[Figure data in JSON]

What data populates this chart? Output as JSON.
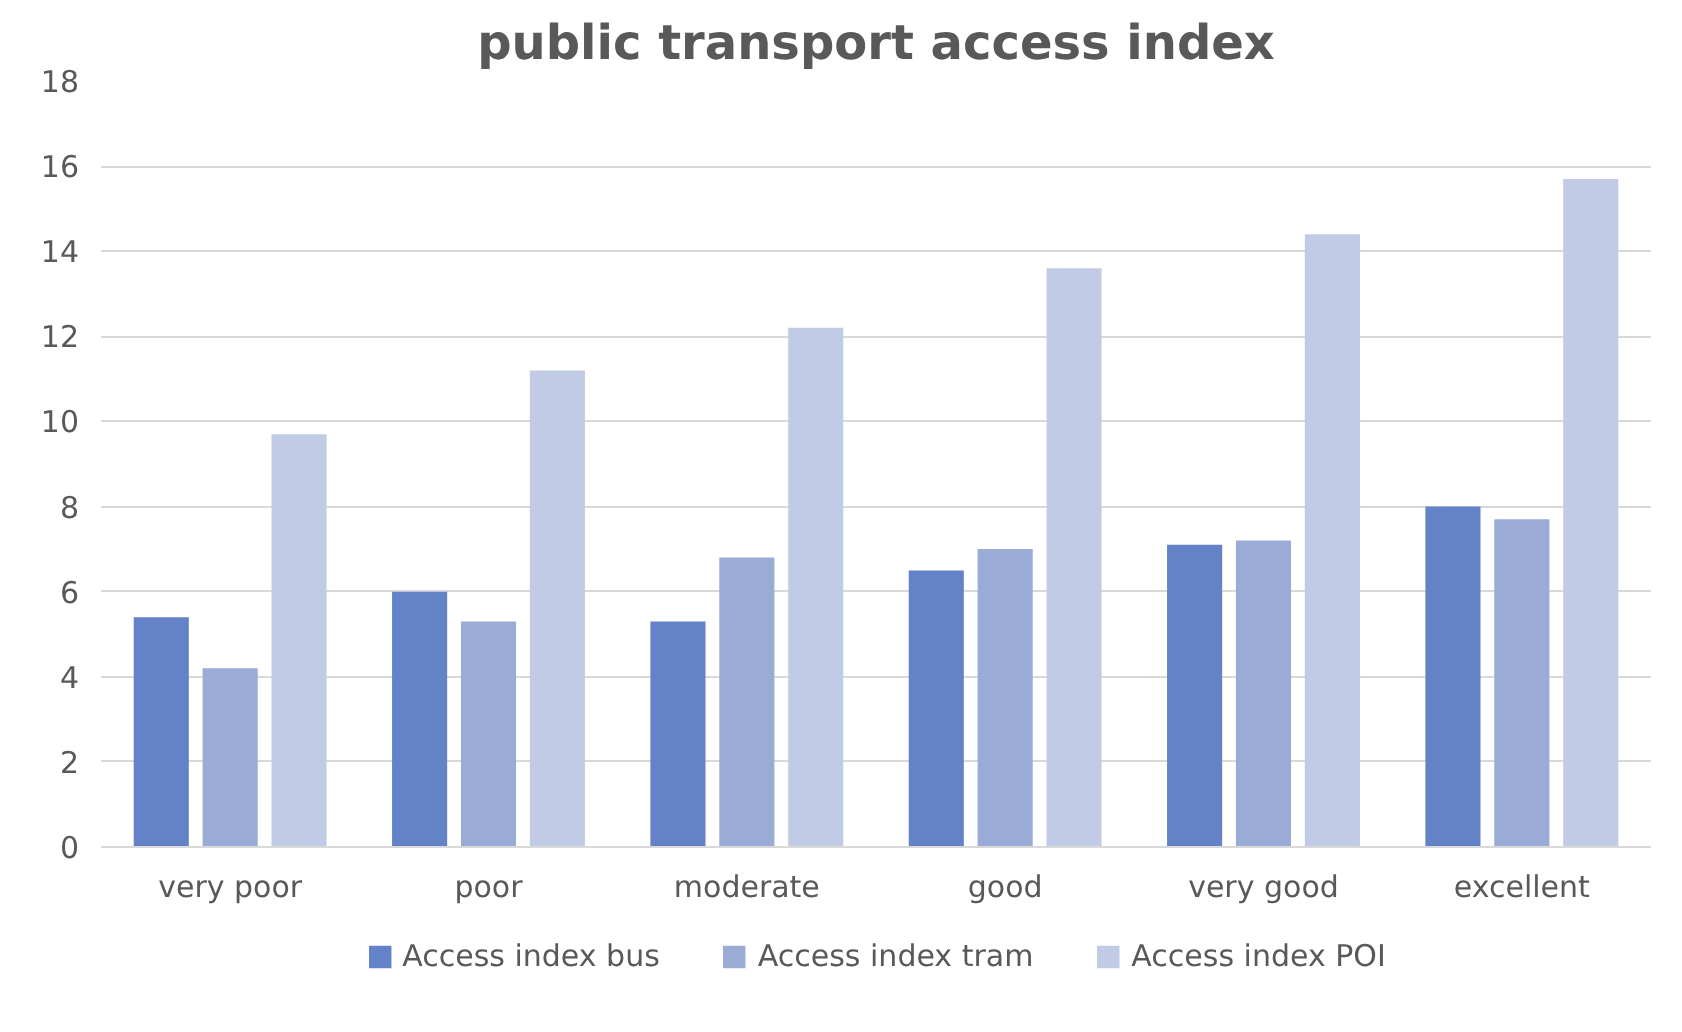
{
  "chart_data": {
    "type": "bar",
    "title": "public transport access index",
    "categories": [
      "very poor",
      "poor",
      "moderate",
      "good",
      "very good",
      "excellent"
    ],
    "series": [
      {
        "name": "Access index bus",
        "color": "#6382c8",
        "values": [
          5.4,
          6.0,
          5.3,
          6.5,
          7.1,
          8.0
        ]
      },
      {
        "name": "Access index tram",
        "color": "#9aabd6",
        "values": [
          4.2,
          5.3,
          6.8,
          7.0,
          7.2,
          7.7
        ]
      },
      {
        "name": "Access index POI",
        "color": "#c2cbe6",
        "values": [
          9.7,
          11.2,
          12.2,
          13.6,
          14.4,
          15.7
        ]
      }
    ],
    "ylim": [
      0,
      18
    ],
    "yticks": [
      0,
      2,
      4,
      6,
      8,
      10,
      12,
      14,
      16,
      18
    ],
    "grid": "y",
    "legend": "bottom"
  }
}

> _EXERCISE DIRECTIONS_:
Skip every picture and transcribe the data above exactly.

> _RESULT OF THIS TASK_:
What data populates this chart? Output as JSON.
{
  "chart_data": {
    "type": "bar",
    "title": "public transport access index",
    "categories": [
      "very poor",
      "poor",
      "moderate",
      "good",
      "very good",
      "excellent"
    ],
    "series": [
      {
        "name": "Access index bus",
        "color": "#6382c8",
        "values": [
          5.4,
          6.0,
          5.3,
          6.5,
          7.1,
          8.0
        ]
      },
      {
        "name": "Access index tram",
        "color": "#9aabd6",
        "values": [
          4.2,
          5.3,
          6.8,
          7.0,
          7.2,
          7.7
        ]
      },
      {
        "name": "Access index POI",
        "color": "#c2cbe6",
        "values": [
          9.7,
          11.2,
          12.2,
          13.6,
          14.4,
          15.7
        ]
      }
    ],
    "ylim": [
      0,
      18
    ],
    "yticks": [
      0,
      2,
      4,
      6,
      8,
      10,
      12,
      14,
      16,
      18
    ],
    "grid": "y",
    "legend": "bottom"
  }
}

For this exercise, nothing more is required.